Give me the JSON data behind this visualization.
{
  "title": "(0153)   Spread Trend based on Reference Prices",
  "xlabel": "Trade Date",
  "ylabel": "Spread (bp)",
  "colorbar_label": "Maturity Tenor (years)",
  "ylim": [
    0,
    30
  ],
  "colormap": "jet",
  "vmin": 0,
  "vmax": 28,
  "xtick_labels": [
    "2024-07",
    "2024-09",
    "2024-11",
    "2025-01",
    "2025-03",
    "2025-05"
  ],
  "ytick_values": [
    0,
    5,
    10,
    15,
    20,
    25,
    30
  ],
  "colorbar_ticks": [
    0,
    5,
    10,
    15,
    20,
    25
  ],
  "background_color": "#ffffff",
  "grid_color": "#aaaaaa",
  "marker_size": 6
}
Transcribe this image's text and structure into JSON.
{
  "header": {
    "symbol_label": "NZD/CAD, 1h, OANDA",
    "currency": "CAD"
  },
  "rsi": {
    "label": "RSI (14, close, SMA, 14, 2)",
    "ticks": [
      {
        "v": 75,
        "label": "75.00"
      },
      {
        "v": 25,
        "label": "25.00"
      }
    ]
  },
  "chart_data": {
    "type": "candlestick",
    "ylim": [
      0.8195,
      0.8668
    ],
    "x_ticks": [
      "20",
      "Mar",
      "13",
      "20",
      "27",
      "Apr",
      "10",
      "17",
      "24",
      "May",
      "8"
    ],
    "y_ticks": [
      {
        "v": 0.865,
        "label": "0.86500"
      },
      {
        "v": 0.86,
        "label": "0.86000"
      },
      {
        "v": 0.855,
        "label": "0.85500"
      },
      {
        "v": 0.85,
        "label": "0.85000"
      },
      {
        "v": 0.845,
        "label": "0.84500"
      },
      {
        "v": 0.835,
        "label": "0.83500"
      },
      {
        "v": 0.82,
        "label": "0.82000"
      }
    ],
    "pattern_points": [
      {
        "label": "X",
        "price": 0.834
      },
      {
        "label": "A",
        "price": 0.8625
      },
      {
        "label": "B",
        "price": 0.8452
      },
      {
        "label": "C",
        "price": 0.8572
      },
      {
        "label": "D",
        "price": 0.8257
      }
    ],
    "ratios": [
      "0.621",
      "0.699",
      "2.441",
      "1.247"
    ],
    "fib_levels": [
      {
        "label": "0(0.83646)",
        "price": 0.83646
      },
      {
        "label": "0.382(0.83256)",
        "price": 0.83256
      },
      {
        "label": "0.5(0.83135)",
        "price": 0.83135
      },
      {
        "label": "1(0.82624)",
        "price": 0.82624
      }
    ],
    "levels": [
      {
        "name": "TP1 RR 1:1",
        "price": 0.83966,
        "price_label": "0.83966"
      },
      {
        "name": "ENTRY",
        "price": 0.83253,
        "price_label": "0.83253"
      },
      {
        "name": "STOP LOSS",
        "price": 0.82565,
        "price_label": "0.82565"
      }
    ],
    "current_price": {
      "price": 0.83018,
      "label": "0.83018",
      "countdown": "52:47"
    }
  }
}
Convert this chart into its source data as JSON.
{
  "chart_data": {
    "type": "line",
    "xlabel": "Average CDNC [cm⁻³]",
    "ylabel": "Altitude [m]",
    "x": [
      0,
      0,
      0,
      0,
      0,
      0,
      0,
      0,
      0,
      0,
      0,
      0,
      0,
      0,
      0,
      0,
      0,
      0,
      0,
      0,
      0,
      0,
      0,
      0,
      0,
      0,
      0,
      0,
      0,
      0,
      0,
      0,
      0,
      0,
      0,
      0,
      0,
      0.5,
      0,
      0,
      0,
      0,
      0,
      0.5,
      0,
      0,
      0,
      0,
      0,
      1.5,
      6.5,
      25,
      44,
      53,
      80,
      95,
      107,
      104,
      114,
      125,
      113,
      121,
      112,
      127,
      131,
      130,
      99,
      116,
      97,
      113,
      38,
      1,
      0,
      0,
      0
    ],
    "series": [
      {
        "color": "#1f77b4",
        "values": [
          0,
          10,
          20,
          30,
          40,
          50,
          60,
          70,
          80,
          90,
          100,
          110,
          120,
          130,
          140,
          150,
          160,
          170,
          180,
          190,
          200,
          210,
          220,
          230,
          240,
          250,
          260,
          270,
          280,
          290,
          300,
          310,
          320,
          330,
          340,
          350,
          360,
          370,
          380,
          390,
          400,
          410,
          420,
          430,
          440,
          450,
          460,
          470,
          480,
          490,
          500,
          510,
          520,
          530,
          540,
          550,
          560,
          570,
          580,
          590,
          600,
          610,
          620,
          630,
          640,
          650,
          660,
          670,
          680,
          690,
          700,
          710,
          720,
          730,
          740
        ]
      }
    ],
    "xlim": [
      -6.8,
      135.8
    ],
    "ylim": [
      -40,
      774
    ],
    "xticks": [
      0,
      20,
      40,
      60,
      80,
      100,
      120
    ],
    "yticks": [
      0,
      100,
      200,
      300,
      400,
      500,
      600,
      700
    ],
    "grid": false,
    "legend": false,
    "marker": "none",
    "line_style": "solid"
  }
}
*-*-*
Directions: Work out how many lines of the data above hold the word "into", and write only the count.

Answer in full: 2